§ **Work item**
Please list every scientist named in the comment thread below on leaving fossil fuels in the ground.

§ **Passage shown**

We also received some critical but constructive feedback on the paper and assumptions we made. We are in the process of writing more detailed responses to these and will post these here as soon as possible.

3 Responses to “LEAVING FOSSIL FUELS IN THE GROUND: HOW MUCH, WHERE AND OVER WHAT TIME FRAME?”

  • 1
    PeterShepherd8 wrote on 18 March 2015:

    I like the carbon budget analogy because we can talk about fixing the problem using familiar management planning strategy. However I think the argument would benefit by qualifying the carbon budget notion as climate scientists Ken Caldeira and Kirsten Zickfeld have done. (already tweeted you Zickfeld’s carbon budget lecture that makes these key qualifications, now moved to http://www.sfu.ca/video-library/video/179/view.html) I also highly recommend signing up for and at least watching the 15 expert videos from the World Bank’s MOOC “Turn Down the Heat: Why We Must Avoid a 4C Warmer World”, which is being offered again starting April 20. You don’t have to do the assignments, just sign up and watch the videos. https://www.coursera.org/course/warmerworld

    As for setting discount rates, my understanding from corresponding with oceanographer Carol Turley, http://www.pml.ac.uk/People/Science-Staff/Dr-Carol-Turley , she confirmed that the Southern Ocean will be hitting an acid tipping point by the 2040’s. She sent me three of her papers to corroborate this statement. I wrote her after taking the WB MOOC, and watching the video below by another famous oceanographer Richard Feely, who in a video presentation dryly notes the Arctic Ocean Acid Tipping Point will happen in the 2030’s, at 12.5 minutes into @RFeely ‘s video at http://climatestate.com/2014/01/31/is-ocean-acidification-an-open-ocean-syndrome-understanding-anthropogenic-impacts-on-seawater-ph/
    I think I already tweeted you a graph from the WB MOOC of the crashing of coral reefs by expected temperature rise this century. What that didn’t show is the rate of ocean deposition of extra carbon, which is 26 million tonnes per day. This carbon converts to carbonic acid, and crashes zooplankton populations that are the food for fish such as Pacific salmon, https://en.wikipedia.org/wiki/Ocean_acidification#Impacts_on_oceanic_calcifying_organisms . Economic mitigation arguments should take into account that if the colder Arctic ocean can take in more CO2 & thus be seriously debilitated in two decades, and the Southern Ocean similarly one decade later, then it is both foolish and reckless to continue to talk about a 2C carbon budget when at that level we are guaranteed 100% crash of coral reefs globally. I’d be happy to email you this information in fuller format, and material from the World Bank’s MOOC if you are interested to incorporate it into your economic argument. @petershepherd8

  • 2
    PeterShepherd8 wrote on 18 March 2015:

    Correction to my post, it’s 26 million tonnes of CO2, not carbon, that anthropogenic emissions add daily into the ocean, as ~ 27% partition to the ocean.

(Page segmentation data)

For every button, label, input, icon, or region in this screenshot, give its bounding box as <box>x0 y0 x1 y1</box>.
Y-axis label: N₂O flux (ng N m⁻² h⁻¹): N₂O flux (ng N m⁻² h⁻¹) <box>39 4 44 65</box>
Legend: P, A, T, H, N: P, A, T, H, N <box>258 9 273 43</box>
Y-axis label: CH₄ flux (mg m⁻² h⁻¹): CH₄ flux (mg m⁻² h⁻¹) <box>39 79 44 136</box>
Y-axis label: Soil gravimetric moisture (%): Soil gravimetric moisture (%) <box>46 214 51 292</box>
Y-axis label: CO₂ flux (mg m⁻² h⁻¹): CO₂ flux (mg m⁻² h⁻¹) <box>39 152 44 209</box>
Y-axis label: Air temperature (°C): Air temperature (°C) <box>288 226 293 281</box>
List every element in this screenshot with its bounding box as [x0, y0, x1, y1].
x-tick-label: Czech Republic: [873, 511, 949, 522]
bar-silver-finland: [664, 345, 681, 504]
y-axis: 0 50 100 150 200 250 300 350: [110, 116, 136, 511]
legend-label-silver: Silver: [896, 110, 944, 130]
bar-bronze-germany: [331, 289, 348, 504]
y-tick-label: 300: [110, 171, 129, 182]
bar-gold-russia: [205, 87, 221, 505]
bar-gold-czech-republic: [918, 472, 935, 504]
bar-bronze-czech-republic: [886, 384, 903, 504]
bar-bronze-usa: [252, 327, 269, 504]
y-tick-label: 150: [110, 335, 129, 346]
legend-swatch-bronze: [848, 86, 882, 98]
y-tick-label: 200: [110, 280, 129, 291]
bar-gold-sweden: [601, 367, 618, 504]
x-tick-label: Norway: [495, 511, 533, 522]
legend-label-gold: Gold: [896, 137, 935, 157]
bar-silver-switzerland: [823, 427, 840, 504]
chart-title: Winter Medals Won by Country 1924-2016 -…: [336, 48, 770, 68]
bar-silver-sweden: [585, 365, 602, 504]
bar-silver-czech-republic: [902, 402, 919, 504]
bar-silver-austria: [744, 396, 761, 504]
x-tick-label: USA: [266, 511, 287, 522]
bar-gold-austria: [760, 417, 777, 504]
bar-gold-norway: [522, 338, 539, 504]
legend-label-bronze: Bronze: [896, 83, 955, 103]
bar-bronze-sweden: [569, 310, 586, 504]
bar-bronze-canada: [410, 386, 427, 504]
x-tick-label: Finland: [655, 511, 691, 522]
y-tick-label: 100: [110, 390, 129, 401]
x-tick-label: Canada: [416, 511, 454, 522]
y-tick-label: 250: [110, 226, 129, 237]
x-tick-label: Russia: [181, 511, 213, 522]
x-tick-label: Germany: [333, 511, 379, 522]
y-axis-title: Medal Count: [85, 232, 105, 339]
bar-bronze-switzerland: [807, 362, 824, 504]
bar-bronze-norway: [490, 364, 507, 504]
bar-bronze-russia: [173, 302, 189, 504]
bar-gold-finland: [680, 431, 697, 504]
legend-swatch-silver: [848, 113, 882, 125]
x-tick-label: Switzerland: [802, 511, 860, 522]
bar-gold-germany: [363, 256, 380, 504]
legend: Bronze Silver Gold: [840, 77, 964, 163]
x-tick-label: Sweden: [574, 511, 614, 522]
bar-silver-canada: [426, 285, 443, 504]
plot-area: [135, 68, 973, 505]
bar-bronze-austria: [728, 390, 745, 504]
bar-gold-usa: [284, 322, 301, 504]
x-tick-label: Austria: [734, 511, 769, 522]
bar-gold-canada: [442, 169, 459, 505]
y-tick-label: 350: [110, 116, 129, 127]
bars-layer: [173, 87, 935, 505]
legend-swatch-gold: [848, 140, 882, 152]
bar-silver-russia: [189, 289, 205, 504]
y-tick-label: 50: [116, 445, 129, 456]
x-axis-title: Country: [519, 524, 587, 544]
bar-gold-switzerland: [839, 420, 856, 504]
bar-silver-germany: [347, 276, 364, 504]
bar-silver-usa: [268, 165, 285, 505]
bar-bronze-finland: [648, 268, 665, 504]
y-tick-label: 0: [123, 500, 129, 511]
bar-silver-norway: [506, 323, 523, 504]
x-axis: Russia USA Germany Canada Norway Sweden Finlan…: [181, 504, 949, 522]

§ **Solved problem**
Ken Caldeira
Kirsten Zickfeld
Carol Turley
Richard Feely